• [OBJECTIVE] Exclude any images and output the remaining records exactly.

Begin INFORMATION SUPPLIED

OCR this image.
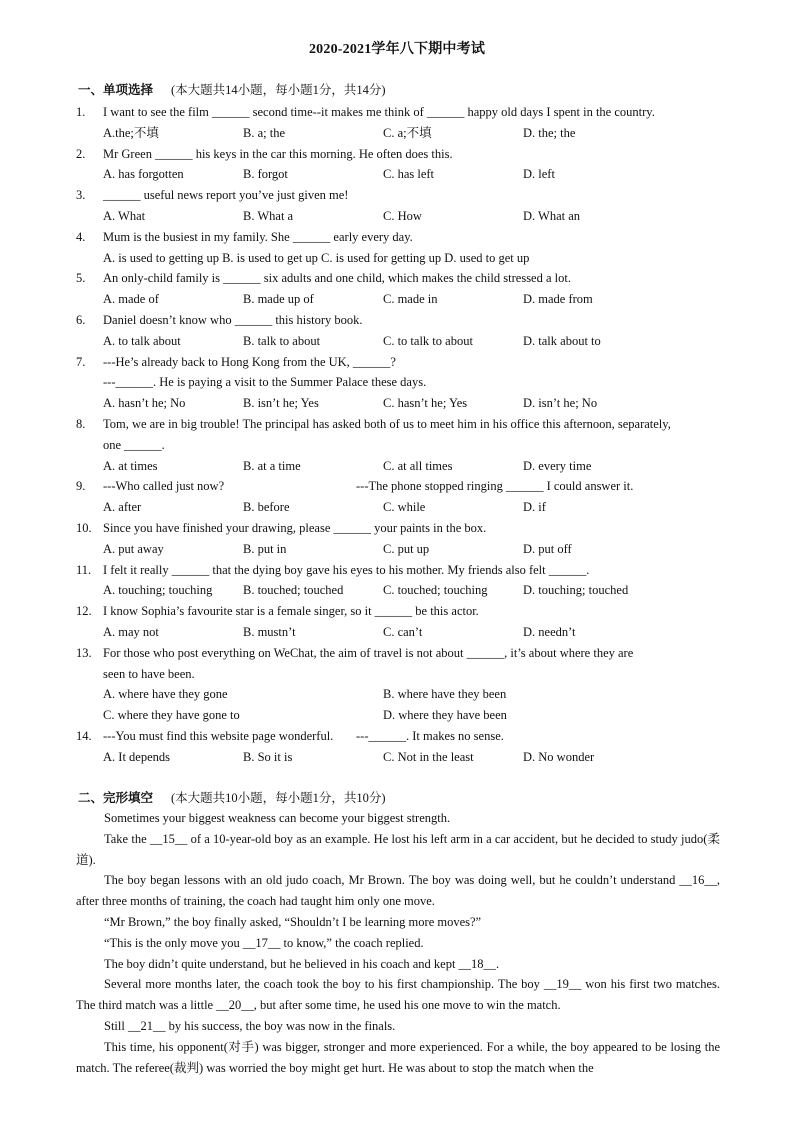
2020-2021学年八下期中考试
一、单项选择 (本大题共14小题，每小题1分，共14分)
1.	I want to see the film ______ second time--it makes me think of ______ happy old days I spent in the country.
A.the;不填	B. a; the	C. a;不填	D. the; the
2.	Mr Green ______ his keys in the car this morning. He often does this.
A. has forgotten	B. forgot	C. has left	D. left
3.	______ useful news report you’ve just given me!
A. What	B. What a	C. How	D. What an
4.	Mum is the busiest in my family. She ______ early every day.
A. is used to getting up B. is used to get up C. is used for getting up D. used to get up
5.	An only-child family is ______ six adults and one child, which makes the child stressed a lot.
A. made of	B. made up of	C. made in	D. made from
6.	Daniel doesn’t know who ______ this history book.
A. to talk about	B. talk to about	C. to talk to about	D. talk about to
7.	---He’s already back to Hong Kong from the UK, ______?
---______. He is paying a visit to the Summer Palace these days.
A. hasn’t he; No	B. isn’t he; Yes	C. hasn’t he; Yes	D. isn’t he; No
8.	Tom, we are in big trouble! The principal has asked both of us to meet him in his office this afternoon, separately,
one ______.
A. at times	B. at a time	C. at all times	D. every time
9.	---Who called just now?	---The phone stopped ringing ______ I could answer it.
A. after	B. before	C. while	D. if
10. Since you have finished your drawing, please ______ your paints in the box.
A. put away	B. put in	C. put up	D. put off
11. I felt it really ______ that the dying boy gave his eyes to his mother. My friends also felt ______.
A. touching; touching B. touched; touched	C. touched; touching	D. touching; touched
12. I know Sophia’s favourite star is a female singer, so it ______ be this actor.
A. may not	B. mustn’t	C. can’t	D. needn’t
13. For those who post everything on WeChat, the aim of travel is not about ______, it’s about where they are
seen to have been.
A. where have they gone	B. where have they been
C. where they have gone to	D. where they have been
14. ---You must find this website page wonderful. ---______. It makes no sense.
A. It depends	B. So it is	C. Not in the least	D. No wonder
二、完形填空 (本大题共10小题，每小题1分，共10分)

Sometimes your biggest weakness can become your biggest strength.

Take the __15__ of a 10-year-old boy as an example. He lost his left arm in a car accident, but he decided to study judo(柔道).

The boy began lessons with an old judo coach, Mr Brown. The boy was doing well, but he couldn’t understand __16__, after three months of training, the coach had taught him only one move.

“Mr Brown,” the boy finally asked, “Shouldn’t I be learning more moves?”

“This is the only move you __17__ to know,” the coach replied.

The boy didn’t quite understand, but he believed in his coach and kept __18__.

Several more months later, the coach took the boy to his first championship. The boy __19__ won his first two matches. The third match was a little __20__, but after some time, he used his one move to win the match.

Still __21__ by his success, the boy was now in the finals.

This time, his opponent(对手) was bigger, stronger and more experienced. For a while, the boy appeared to be losing the match. The referee(裁判) was worried the boy might get hurt. He was about to stop the match when the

End INFORMATION SUPPLIED

• [OUTPUT OF THE EXERCISE]
OCR this image.
2020-2021学年八下期中考试
一、单项选择 (本大题共14小题，每小题1分，共14分)
1.	I want to see the film ______ second time--it makes me think of ______ happy old days I spent in the country.
A.the;不填	B. a; the	C. a;不填	D. the; the
2.	Mr Green ______ his keys in the car this morning. He often does this.
A. has forgotten	B. forgot	C. has left	D. left
3.	______ useful news report you’ve just given me!
A. What	B. What a	C. How	D. What an
4.	Mum is the busiest in my family. She ______ early every day.
A. is used to getting up B. is used to get up C. is used for getting up D. used to get up
5.	An only-child family is ______ six adults and one child, which makes the child stressed a lot.
A. made of	B. made up of	C. made in	D. made from
6.	Daniel doesn’t know who ______ this history book.
A. to talk about	B. talk to about	C. to talk to about	D. talk about to
7.	---He’s already back to Hong Kong from the UK, ______?
---______. He is paying a visit to the Summer Palace these days.
A. hasn’t he; No	B. isn’t he; Yes	C. hasn’t he; Yes	D. isn’t he; No
8.	Tom, we are in big trouble! The principal has asked both of us to meet him in his office this afternoon, separately,
one ______.
A. at times	B. at a time	C. at all times	D. every time
9.	---Who called just now?	---The phone stopped ringing ______ I could answer it.
A. after	B. before	C. while	D. if
10. Since you have finished your drawing, please ______ your paints in the box.
A. put away	B. put in	C. put up	D. put off
11. I felt it really ______ that the dying boy gave his eyes to his mother. My friends also felt ______.
A. touching; touching B. touched; touched	C. touched; touching	D. touching; touched
12. I know Sophia’s favourite star is a female singer, so it ______ be this actor.
A. may not	B. mustn’t	C. can’t	D. needn’t
13. For those who post everything on WeChat, the aim of travel is not about ______, it’s about where they are
seen to have been.
A. where have they gone	B. where have they been
C. where they have gone to	D. where they have been
14. ---You must find this website page wonderful. ---______. It makes no sense.
A. It depends	B. So it is	C. Not in the least	D. No wonder
二、完形填空 (本大题共10小题，每小题1分，共10分)

Sometimes your biggest weakness can become your biggest strength.

Take the __15__ of a 10-year-old boy as an example. He lost his left arm in a car accident, but he decided to study judo(柔道).

The boy began lessons with an old judo coach, Mr Brown. The boy was doing well, but he couldn’t understand __16__, after three months of training, the coach had taught him only one move.

“Mr Brown,” the boy finally asked, “Shouldn’t I be learning more moves?”

“This is the only move you __17__ to know,” the coach replied.

The boy didn’t quite understand, but he believed in his coach and kept __18__.

Several more months later, the coach took the boy to his first championship. The boy __19__ won his first two matches. The third match was a little __20__, but after some time, he used his one move to win the match.

Still __21__ by his success, the boy was now in the finals.

This time, his opponent(对手) was bigger, stronger and more experienced. For a while, the boy appeared to be losing the match. The referee(裁判) was worried the boy might get hurt. He was about to stop the match when the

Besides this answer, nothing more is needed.